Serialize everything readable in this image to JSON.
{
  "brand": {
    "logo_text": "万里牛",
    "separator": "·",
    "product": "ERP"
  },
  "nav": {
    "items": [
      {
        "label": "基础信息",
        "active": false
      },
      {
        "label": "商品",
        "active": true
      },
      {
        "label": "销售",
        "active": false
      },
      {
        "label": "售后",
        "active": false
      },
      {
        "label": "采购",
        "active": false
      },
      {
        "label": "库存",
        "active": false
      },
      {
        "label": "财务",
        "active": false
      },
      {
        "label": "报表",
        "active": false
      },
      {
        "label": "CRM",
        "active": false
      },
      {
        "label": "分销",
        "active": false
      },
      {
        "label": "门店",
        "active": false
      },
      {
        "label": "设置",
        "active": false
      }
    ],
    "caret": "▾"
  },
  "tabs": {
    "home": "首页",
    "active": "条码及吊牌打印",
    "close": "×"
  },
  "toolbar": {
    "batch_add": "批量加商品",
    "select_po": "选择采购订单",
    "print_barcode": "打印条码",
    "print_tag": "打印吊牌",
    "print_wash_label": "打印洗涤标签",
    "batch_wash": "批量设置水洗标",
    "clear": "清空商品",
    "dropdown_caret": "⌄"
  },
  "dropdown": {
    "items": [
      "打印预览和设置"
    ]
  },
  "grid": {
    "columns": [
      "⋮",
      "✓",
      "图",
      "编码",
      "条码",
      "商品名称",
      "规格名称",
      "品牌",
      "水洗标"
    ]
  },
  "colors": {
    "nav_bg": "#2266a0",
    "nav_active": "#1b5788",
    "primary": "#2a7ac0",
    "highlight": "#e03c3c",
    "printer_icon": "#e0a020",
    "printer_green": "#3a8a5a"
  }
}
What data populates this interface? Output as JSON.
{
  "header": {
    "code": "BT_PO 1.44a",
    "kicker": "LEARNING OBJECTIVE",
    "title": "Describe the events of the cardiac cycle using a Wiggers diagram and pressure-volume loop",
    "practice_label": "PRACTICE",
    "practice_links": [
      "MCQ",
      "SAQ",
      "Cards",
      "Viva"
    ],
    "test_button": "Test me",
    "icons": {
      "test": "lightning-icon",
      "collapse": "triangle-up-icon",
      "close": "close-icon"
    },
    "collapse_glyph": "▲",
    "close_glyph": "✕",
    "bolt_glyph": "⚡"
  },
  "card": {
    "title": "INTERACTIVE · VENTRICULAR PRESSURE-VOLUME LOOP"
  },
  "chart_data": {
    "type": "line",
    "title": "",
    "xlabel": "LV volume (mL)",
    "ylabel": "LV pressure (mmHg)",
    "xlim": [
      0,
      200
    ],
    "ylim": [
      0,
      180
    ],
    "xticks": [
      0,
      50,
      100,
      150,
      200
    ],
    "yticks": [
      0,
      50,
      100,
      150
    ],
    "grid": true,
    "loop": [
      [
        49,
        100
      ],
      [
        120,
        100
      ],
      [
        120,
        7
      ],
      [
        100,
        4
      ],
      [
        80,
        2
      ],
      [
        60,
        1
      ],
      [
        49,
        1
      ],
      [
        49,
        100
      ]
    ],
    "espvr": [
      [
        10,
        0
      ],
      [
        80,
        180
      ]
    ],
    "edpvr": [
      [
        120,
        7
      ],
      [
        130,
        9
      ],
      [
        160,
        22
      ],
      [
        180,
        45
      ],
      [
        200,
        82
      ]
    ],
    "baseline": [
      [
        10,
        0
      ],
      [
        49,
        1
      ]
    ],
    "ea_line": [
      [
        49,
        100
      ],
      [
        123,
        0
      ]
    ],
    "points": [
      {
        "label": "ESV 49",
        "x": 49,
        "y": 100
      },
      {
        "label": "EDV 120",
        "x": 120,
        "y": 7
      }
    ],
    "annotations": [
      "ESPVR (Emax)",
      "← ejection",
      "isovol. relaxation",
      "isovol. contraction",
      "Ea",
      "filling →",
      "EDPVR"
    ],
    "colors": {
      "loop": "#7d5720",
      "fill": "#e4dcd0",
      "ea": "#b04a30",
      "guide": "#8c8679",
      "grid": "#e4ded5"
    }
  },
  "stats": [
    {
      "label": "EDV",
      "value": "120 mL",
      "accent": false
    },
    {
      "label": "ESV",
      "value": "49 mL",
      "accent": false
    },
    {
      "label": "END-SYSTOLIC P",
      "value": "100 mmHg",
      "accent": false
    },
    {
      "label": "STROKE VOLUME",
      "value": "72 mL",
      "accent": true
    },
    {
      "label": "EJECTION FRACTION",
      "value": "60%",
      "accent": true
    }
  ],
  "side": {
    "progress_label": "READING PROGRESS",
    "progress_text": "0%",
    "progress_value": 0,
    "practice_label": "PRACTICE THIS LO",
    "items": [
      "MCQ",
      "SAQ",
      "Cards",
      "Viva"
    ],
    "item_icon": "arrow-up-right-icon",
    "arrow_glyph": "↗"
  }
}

Exercise description –
Your task is to repeat each line of the material exactly.

Task result –
Serialize everything readable in this image to JSON.
{
  "brand": {
    "logo_text": "万里牛",
    "separator": "·",
    "product": "ERP"
  },
  "nav": {
    "items": [
      {
        "label": "基础信息",
        "active": false
      },
      {
        "label": "商品",
        "active": true
      },
      {
        "label": "销售",
        "active": false
      },
      {
        "label": "售后",
        "active": false
      },
      {
        "label": "采购",
        "active": false
      },
      {
        "label": "库存",
        "active": false
      },
      {
        "label": "财务",
        "active": false
      },
      {
        "label": "报表",
        "active": false
      },
      {
        "label": "CRM",
        "active": false
      },
      {
        "label": "分销",
        "active": false
      },
      {
        "label": "门店",
        "active": false
      },
      {
        "label": "设置",
        "active": false
      }
    ],
    "caret": "▾"
  },
  "tabs": {
    "home": "首页",
    "active": "条码及吊牌打印",
    "close": "×"
  },
  "toolbar": {
    "batch_add": "批量加商品",
    "select_po": "选择采购订单",
    "print_barcode": "打印条码",
    "print_tag": "打印吊牌",
    "print_wash_label": "打印洗涤标签",
    "batch_wash": "批量设置水洗标",
    "clear": "清空商品",
    "dropdown_caret": "⌄"
  },
  "dropdown": {
    "items": [
      "打印预览和设置"
    ]
  },
  "grid": {
    "columns": [
      "⋮",
      "✓",
      "图",
      "编码",
      "条码",
      "商品名称",
      "规格名称",
      "品牌",
      "水洗标"
    ]
  },
  "colors": {
    "nav_bg": "#2266a0",
    "nav_active": "#1b5788",
    "primary": "#2a7ac0",
    "highlight": "#e03c3c",
    "printer_icon": "#e0a020",
    "printer_green": "#3a8a5a"
  }
}
What data populates this interface? Output as JSON.
{
  "header": {
    "code": "BT_PO 1.44a",
    "kicker": "LEARNING OBJECTIVE",
    "title": "Describe the events of the cardiac cycle using a Wiggers diagram and pressure-volume loop",
    "practice_label": "PRACTICE",
    "practice_links": [
      "MCQ",
      "SAQ",
      "Cards",
      "Viva"
    ],
    "test_button": "Test me",
    "icons": {
      "test": "lightning-icon",
      "collapse": "triangle-up-icon",
      "close": "close-icon"
    },
    "collapse_glyph": "▲",
    "close_glyph": "✕",
    "bolt_glyph": "⚡"
  },
  "card": {
    "title": "INTERACTIVE · VENTRICULAR PRESSURE-VOLUME LOOP"
  },
  "chart_data": {
    "type": "line",
    "title": "",
    "xlabel": "LV volume (mL)",
    "ylabel": "LV pressure (mmHg)",
    "xlim": [
      0,
      200
    ],
    "ylim": [
      0,
      180
    ],
    "xticks": [
      0,
      50,
      100,
      150,
      200
    ],
    "yticks": [
      0,
      50,
      100,
      150
    ],
    "grid": true,
    "loop": [
      [
        49,
        100
      ],
      [
        120,
        100
      ],
      [
        120,
        7
      ],
      [
        100,
        4
      ],
      [
        80,
        2
      ],
      [
        60,
        1
      ],
      [
        49,
        1
      ],
      [
        49,
        100
      ]
    ],
    "espvr": [
      [
        10,
        0
      ],
      [
        80,
        180
      ]
    ],
    "edpvr": [
      [
        120,
        7
      ],
      [
        130,
        9
      ],
      [
        160,
        22
      ],
      [
        180,
        45
      ],
      [
        200,
        82
      ]
    ],
    "baseline": [
      [
        10,
        0
      ],
      [
        49,
        1
      ]
    ],
    "ea_line": [
      [
        49,
        100
      ],
      [
        123,
        0
      ]
    ],
    "points": [
      {
        "label": "ESV 49",
        "x": 49,
        "y": 100
      },
      {
        "label": "EDV 120",
        "x": 120,
        "y": 7
      }
    ],
    "annotations": [
      "ESPVR (Emax)",
      "← ejection",
      "isovol. relaxation",
      "isovol. contraction",
      "Ea",
      "filling →",
      "EDPVR"
    ],
    "colors": {
      "loop": "#7d5720",
      "fill": "#e4dcd0",
      "ea": "#b04a30",
      "guide": "#8c8679",
      "grid": "#e4ded5"
    }
  },
  "stats": [
    {
      "label": "EDV",
      "value": "120 mL",
      "accent": false
    },
    {
      "label": "ESV",
      "value": "49 mL",
      "accent": false
    },
    {
      "label": "END-SYSTOLIC P",
      "value": "100 mmHg",
      "accent": false
    },
    {
      "label": "STROKE VOLUME",
      "value": "72 mL",
      "accent": true
    },
    {
      "label": "EJECTION FRACTION",
      "value": "60%",
      "accent": true
    }
  ],
  "side": {
    "progress_label": "READING PROGRESS",
    "progress_text": "0%",
    "progress_value": 0,
    "practice_label": "PRACTICE THIS LO",
    "items": [
      "MCQ",
      "SAQ",
      "Cards",
      "Viva"
    ],
    "item_icon": "arrow-up-right-icon",
    "arrow_glyph": "↗"
  }
}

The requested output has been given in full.